— Start of DATA FOR THE TASK —
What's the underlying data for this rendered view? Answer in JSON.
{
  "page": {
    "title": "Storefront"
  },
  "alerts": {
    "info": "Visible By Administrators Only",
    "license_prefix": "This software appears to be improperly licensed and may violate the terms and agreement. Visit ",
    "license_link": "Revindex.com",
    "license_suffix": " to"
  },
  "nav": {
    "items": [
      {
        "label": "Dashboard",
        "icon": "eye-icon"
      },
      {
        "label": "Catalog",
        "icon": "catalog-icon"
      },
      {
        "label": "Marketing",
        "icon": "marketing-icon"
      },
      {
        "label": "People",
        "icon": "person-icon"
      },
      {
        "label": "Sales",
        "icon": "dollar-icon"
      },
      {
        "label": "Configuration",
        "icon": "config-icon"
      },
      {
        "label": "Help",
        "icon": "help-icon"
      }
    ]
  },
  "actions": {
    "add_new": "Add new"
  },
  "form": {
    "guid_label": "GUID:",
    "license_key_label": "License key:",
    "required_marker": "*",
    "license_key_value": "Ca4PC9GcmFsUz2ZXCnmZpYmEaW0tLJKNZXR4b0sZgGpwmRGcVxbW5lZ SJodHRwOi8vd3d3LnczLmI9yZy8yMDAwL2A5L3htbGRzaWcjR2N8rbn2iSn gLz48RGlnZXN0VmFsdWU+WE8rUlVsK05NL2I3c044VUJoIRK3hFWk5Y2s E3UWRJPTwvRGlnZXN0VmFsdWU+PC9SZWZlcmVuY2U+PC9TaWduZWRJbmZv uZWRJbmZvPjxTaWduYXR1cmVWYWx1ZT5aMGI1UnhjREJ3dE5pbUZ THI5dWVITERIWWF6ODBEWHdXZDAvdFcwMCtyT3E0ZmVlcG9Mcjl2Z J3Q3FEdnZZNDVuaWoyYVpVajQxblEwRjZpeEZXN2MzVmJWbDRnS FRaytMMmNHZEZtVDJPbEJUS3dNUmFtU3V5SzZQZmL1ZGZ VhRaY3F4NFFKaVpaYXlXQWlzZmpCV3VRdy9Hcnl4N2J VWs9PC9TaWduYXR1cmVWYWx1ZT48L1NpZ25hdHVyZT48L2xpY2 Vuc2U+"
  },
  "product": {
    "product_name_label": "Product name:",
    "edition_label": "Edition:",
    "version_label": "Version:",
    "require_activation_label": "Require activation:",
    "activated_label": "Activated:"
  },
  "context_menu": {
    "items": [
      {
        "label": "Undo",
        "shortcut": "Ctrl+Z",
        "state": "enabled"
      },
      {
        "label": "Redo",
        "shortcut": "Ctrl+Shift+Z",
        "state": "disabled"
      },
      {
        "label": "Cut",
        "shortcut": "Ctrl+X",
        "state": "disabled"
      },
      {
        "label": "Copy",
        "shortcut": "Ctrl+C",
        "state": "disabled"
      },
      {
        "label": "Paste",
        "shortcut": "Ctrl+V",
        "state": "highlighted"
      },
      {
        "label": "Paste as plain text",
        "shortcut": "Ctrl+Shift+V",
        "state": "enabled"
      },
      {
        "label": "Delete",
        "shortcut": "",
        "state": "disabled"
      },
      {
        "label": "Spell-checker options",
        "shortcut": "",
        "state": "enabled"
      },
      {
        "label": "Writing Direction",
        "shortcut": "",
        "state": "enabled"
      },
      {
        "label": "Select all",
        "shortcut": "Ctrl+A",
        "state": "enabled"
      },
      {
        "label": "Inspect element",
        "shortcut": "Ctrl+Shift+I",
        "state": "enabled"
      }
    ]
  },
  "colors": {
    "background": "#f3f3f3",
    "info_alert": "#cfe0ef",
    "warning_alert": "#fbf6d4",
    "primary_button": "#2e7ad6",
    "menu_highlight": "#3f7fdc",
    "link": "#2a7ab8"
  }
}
— End of DATA FOR THE TASK —
◆ EXERCISE INSTRUCTIONS
Reproduce the complete data exactly as presented above.

◆ CORRECT ANSWER
What's the underlying data for this rendered view? Answer in JSON.
{
  "page": {
    "title": "Storefront"
  },
  "alerts": {
    "info": "Visible By Administrators Only",
    "license_prefix": "This software appears to be improperly licensed and may violate the terms and agreement. Visit ",
    "license_link": "Revindex.com",
    "license_suffix": " to"
  },
  "nav": {
    "items": [
      {
        "label": "Dashboard",
        "icon": "eye-icon"
      },
      {
        "label": "Catalog",
        "icon": "catalog-icon"
      },
      {
        "label": "Marketing",
        "icon": "marketing-icon"
      },
      {
        "label": "People",
        "icon": "person-icon"
      },
      {
        "label": "Sales",
        "icon": "dollar-icon"
      },
      {
        "label": "Configuration",
        "icon": "config-icon"
      },
      {
        "label": "Help",
        "icon": "help-icon"
      }
    ]
  },
  "actions": {
    "add_new": "Add new"
  },
  "form": {
    "guid_label": "GUID:",
    "license_key_label": "License key:",
    "required_marker": "*",
    "license_key_value": "Ca4PC9GcmFsUz2ZXCnmZpYmEaW0tLJKNZXR4b0sZgGpwmRGcVxbW5lZ SJodHRwOi8vd3d3LnczLmI9yZy8yMDAwL2A5L3htbGRzaWcjR2N8rbn2iSn gLz48RGlnZXN0VmFsdWU+WE8rUlVsK05NL2I3c044VUJoIRK3hFWk5Y2s E3UWRJPTwvRGlnZXN0VmFsdWU+PC9SZWZlcmVuY2U+PC9TaWduZWRJbmZv uZWRJbmZvPjxTaWduYXR1cmVWYWx1ZT5aMGI1UnhjREJ3dE5pbUZ THI5dWVITERIWWF6ODBEWHdXZDAvdFcwMCtyT3E0ZmVlcG9Mcjl2Z J3Q3FEdnZZNDVuaWoyYVpVajQxblEwRjZpeEZXN2MzVmJWbDRnS FRaytMMmNHZEZtVDJPbEJUS3dNUmFtU3V5SzZQZmL1ZGZ VhRaY3F4NFFKaVpaYXlXQWlzZmpCV3VRdy9Hcnl4N2J VWs9PC9TaWduYXR1cmVWYWx1ZT48L1NpZ25hdHVyZT48L2xpY2 Vuc2U+"
  },
  "product": {
    "product_name_label": "Product name:",
    "edition_label": "Edition:",
    "version_label": "Version:",
    "require_activation_label": "Require activation:",
    "activated_label": "Activated:"
  },
  "context_menu": {
    "items": [
      {
        "label": "Undo",
        "shortcut": "Ctrl+Z",
        "state": "enabled"
      },
      {
        "label": "Redo",
        "shortcut": "Ctrl+Shift+Z",
        "state": "disabled"
      },
      {
        "label": "Cut",
        "shortcut": "Ctrl+X",
        "state": "disabled"
      },
      {
        "label": "Copy",
        "shortcut": "Ctrl+C",
        "state": "disabled"
      },
      {
        "label": "Paste",
        "shortcut": "Ctrl+V",
        "state": "highlighted"
      },
      {
        "label": "Paste as plain text",
        "shortcut": "Ctrl+Shift+V",
        "state": "enabled"
      },
      {
        "label": "Delete",
        "shortcut": "",
        "state": "disabled"
      },
      {
        "label": "Spell-checker options",
        "shortcut": "",
        "state": "enabled"
      },
      {
        "label": "Writing Direction",
        "shortcut": "",
        "state": "enabled"
      },
      {
        "label": "Select all",
        "shortcut": "Ctrl+A",
        "state": "enabled"
      },
      {
        "label": "Inspect element",
        "shortcut": "Ctrl+Shift+I",
        "state": "enabled"
      }
    ]
  },
  "colors": {
    "background": "#f3f3f3",
    "info_alert": "#cfe0ef",
    "warning_alert": "#fbf6d4",
    "primary_button": "#2e7ad6",
    "menu_highlight": "#3f7fdc",
    "link": "#2a7ab8"
  }
}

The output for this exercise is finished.